Below is a listing; reproduce each line of it exactly.

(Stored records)
· · ·

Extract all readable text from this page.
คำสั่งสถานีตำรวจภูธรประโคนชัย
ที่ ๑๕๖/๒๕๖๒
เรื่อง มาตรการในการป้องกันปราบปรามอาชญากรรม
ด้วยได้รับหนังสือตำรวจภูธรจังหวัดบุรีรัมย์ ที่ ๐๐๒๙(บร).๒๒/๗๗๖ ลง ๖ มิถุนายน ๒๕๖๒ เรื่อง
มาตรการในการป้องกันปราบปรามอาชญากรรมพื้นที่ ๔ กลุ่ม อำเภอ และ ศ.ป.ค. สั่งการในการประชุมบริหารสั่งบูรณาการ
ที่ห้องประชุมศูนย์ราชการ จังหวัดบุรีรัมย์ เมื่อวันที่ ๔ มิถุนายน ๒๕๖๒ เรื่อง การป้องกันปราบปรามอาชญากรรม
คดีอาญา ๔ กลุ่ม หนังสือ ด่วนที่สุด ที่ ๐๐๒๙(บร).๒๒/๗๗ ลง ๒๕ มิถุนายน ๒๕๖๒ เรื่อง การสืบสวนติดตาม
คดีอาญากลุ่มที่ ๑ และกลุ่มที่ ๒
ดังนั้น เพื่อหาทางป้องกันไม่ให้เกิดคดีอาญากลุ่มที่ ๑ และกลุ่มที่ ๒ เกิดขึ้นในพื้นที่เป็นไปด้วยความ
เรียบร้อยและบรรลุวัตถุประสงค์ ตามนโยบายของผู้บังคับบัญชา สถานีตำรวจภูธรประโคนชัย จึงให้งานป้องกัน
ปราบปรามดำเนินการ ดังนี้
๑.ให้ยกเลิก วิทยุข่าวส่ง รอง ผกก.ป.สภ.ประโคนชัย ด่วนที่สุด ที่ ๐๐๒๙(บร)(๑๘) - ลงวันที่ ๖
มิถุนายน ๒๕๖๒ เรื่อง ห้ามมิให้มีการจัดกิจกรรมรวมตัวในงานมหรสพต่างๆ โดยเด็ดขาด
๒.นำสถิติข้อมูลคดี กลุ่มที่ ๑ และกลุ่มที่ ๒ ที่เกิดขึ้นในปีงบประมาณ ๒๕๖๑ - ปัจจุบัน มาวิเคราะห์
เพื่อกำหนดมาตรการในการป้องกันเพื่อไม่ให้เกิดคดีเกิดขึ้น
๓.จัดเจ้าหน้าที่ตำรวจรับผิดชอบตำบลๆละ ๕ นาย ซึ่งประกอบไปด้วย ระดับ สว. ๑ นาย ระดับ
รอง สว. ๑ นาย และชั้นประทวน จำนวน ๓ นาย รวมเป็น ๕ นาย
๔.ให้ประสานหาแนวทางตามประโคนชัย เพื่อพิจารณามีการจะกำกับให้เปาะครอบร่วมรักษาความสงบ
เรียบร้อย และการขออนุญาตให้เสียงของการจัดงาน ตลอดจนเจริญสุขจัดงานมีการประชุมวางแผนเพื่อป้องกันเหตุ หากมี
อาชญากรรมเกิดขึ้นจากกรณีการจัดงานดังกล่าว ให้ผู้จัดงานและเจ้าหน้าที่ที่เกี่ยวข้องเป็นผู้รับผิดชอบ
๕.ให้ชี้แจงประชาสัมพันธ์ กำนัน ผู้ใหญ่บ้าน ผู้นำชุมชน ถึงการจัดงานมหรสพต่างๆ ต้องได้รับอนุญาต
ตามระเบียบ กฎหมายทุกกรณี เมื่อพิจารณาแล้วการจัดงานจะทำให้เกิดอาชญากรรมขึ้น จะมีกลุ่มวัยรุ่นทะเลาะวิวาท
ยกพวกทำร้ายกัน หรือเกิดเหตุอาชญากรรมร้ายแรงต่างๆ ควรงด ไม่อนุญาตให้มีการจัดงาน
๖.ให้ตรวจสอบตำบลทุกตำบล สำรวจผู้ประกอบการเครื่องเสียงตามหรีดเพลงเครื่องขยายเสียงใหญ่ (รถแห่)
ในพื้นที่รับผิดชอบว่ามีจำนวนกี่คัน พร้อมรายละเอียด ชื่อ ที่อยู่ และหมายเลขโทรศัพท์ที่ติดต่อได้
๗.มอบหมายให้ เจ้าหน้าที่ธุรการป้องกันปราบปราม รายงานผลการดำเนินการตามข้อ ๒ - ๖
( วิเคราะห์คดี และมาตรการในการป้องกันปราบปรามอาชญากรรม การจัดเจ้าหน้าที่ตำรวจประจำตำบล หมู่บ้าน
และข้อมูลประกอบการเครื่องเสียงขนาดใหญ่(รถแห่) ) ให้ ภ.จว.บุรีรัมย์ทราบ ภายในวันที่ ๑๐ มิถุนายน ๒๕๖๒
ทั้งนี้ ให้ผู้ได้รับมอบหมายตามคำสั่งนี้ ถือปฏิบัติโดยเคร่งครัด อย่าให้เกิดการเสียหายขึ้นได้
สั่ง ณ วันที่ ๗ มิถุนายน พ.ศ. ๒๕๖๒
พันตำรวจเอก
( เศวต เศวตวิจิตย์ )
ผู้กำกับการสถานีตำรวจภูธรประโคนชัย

· · ·

● In response
Extract all readable text from this page.
คำสั่งสถานีตำรวจภูธรประโคนชัย
ที่ ๑๕๖/๒๕๖๒
เรื่อง มาตรการในการป้องกันปราบปรามอาชญากรรม
ด้วยได้รับหนังสือตำรวจภูธรจังหวัดบุรีรัมย์ ที่ ๐๐๒๙(บร).๒๒/๗๗๖ ลง ๖ มิถุนายน ๒๕๖๒ เรื่อง
มาตรการในการป้องกันปราบปรามอาชญากรรมพื้นที่ ๔ กลุ่ม อำเภอ และ ศ.ป.ค. สั่งการในการประชุมบริหารสั่งบูรณาการ
ที่ห้องประชุมศูนย์ราชการ จังหวัดบุรีรัมย์ เมื่อวันที่ ๔ มิถุนายน ๒๕๖๒ เรื่อง การป้องกันปราบปรามอาชญากรรม
คดีอาญา ๔ กลุ่ม หนังสือ ด่วนที่สุด ที่ ๐๐๒๙(บร).๒๒/๗๗ ลง ๒๕ มิถุนายน ๒๕๖๒ เรื่อง การสืบสวนติดตาม
คดีอาญากลุ่มที่ ๑ และกลุ่มที่ ๒
ดังนั้น เพื่อหาทางป้องกันไม่ให้เกิดคดีอาญากลุ่มที่ ๑ และกลุ่มที่ ๒ เกิดขึ้นในพื้นที่เป็นไปด้วยความ
เรียบร้อยและบรรลุวัตถุประสงค์ ตามนโยบายของผู้บังคับบัญชา สถานีตำรวจภูธรประโคนชัย จึงให้งานป้องกัน
ปราบปรามดำเนินการ ดังนี้
๑.ให้ยกเลิก วิทยุข่าวส่ง รอง ผกก.ป.สภ.ประโคนชัย ด่วนที่สุด ที่ ๐๐๒๙(บร)(๑๘) - ลงวันที่ ๖
มิถุนายน ๒๕๖๒ เรื่อง ห้ามมิให้มีการจัดกิจกรรมรวมตัวในงานมหรสพต่างๆ โดยเด็ดขาด
๒.นำสถิติข้อมูลคดี กลุ่มที่ ๑ และกลุ่มที่ ๒ ที่เกิดขึ้นในปีงบประมาณ ๒๕๖๑ - ปัจจุบัน มาวิเคราะห์
เพื่อกำหนดมาตรการในการป้องกันเพื่อไม่ให้เกิดคดีเกิดขึ้น
๓.จัดเจ้าหน้าที่ตำรวจรับผิดชอบตำบลๆละ ๕ นาย ซึ่งประกอบไปด้วย ระดับ สว. ๑ นาย ระดับ
รอง สว. ๑ นาย และชั้นประทวน จำนวน ๓ นาย รวมเป็น ๕ นาย
๔.ให้ประสานหาแนวทางตามประโคนชัย เพื่อพิจารณามีการจะกำกับให้เปาะครอบร่วมรักษาความสงบ
เรียบร้อย และการขออนุญาตให้เสียงของการจัดงาน ตลอดจนเจริญสุขจัดงานมีการประชุมวางแผนเพื่อป้องกันเหตุ หากมี
อาชญากรรมเกิดขึ้นจากกรณีการจัดงานดังกล่าว ให้ผู้จัดงานและเจ้าหน้าที่ที่เกี่ยวข้องเป็นผู้รับผิดชอบ
๕.ให้ชี้แจงประชาสัมพันธ์ กำนัน ผู้ใหญ่บ้าน ผู้นำชุมชน ถึงการจัดงานมหรสพต่างๆ ต้องได้รับอนุญาต
ตามระเบียบ กฎหมายทุกกรณี เมื่อพิจารณาแล้วการจัดงานจะทำให้เกิดอาชญากรรมขึ้น จะมีกลุ่มวัยรุ่นทะเลาะวิวาท
ยกพวกทำร้ายกัน หรือเกิดเหตุอาชญากรรมร้ายแรงต่างๆ ควรงด ไม่อนุญาตให้มีการจัดงาน
๖.ให้ตรวจสอบตำบลทุกตำบล สำรวจผู้ประกอบการเครื่องเสียงตามหรีดเพลงเครื่องขยายเสียงใหญ่ (รถแห่)
ในพื้นที่รับผิดชอบว่ามีจำนวนกี่คัน พร้อมรายละเอียด ชื่อ ที่อยู่ และหมายเลขโทรศัพท์ที่ติดต่อได้
๗.มอบหมายให้ เจ้าหน้าที่ธุรการป้องกันปราบปราม รายงานผลการดำเนินการตามข้อ ๒ - ๖
( วิเคราะห์คดี และมาตรการในการป้องกันปราบปรามอาชญากรรม การจัดเจ้าหน้าที่ตำรวจประจำตำบล หมู่บ้าน
และข้อมูลประกอบการเครื่องเสียงขนาดใหญ่(รถแห่) ) ให้ ภ.จว.บุรีรัมย์ทราบ ภายในวันที่ ๑๐ มิถุนายน ๒๕๖๒
ทั้งนี้ ให้ผู้ได้รับมอบหมายตามคำสั่งนี้ ถือปฏิบัติโดยเคร่งครัด อย่าให้เกิดการเสียหายขึ้นได้
สั่ง ณ วันที่ ๗ มิถุนายน พ.ศ. ๒๕๖๒
พันตำรวจเอก
( เศวต เศวตวิจิตย์ )
ผู้กำกับการสถานีตำรวจภูธรประโคนชัย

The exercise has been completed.